### Challenge
Return each line of the material verbatim.

### Supplied entries
-- start --

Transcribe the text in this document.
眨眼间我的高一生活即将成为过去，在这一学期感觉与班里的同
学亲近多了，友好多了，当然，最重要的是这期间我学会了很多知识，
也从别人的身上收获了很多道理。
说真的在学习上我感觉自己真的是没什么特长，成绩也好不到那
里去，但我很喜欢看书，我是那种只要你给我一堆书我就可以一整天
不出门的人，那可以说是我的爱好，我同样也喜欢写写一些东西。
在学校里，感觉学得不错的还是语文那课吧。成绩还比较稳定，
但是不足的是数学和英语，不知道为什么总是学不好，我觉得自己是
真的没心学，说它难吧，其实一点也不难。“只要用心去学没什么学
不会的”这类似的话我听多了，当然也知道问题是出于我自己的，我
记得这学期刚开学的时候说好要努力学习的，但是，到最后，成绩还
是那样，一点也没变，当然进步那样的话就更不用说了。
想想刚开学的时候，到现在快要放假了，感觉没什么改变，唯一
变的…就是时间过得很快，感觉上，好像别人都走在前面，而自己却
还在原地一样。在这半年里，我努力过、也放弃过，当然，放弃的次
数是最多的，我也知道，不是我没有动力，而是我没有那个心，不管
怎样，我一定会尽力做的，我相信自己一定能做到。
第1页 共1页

-- end --

### Full output
Transcribe the text in this document.
眨眼间我的高一生活即将成为过去，在这一学期感觉与班里的同
学亲近多了，友好多了，当然，最重要的是这期间我学会了很多知识，
也从别人的身上收获了很多道理。
说真的在学习上我感觉自己真的是没什么特长，成绩也好不到那
里去，但我很喜欢看书，我是那种只要你给我一堆书我就可以一整天
不出门的人，那可以说是我的爱好，我同样也喜欢写写一些东西。
在学校里，感觉学得不错的还是语文那课吧。成绩还比较稳定，
但是不足的是数学和英语，不知道为什么总是学不好，我觉得自己是
真的没心学，说它难吧，其实一点也不难。“只要用心去学没什么学
不会的”这类似的话我听多了，当然也知道问题是出于我自己的，我
记得这学期刚开学的时候说好要努力学习的，但是，到最后，成绩还
是那样，一点也没变，当然进步那样的话就更不用说了。
想想刚开学的时候，到现在快要放假了，感觉没什么改变，唯一
变的…就是时间过得很快，感觉上，好像别人都走在前面，而自己却
还在原地一样。在这半年里，我努力过、也放弃过，当然，放弃的次
数是最多的，我也知道，不是我没有动力，而是我没有那个心，不管
怎样，我一定会尽力做的，我相信自己一定能做到。
第1页 共1页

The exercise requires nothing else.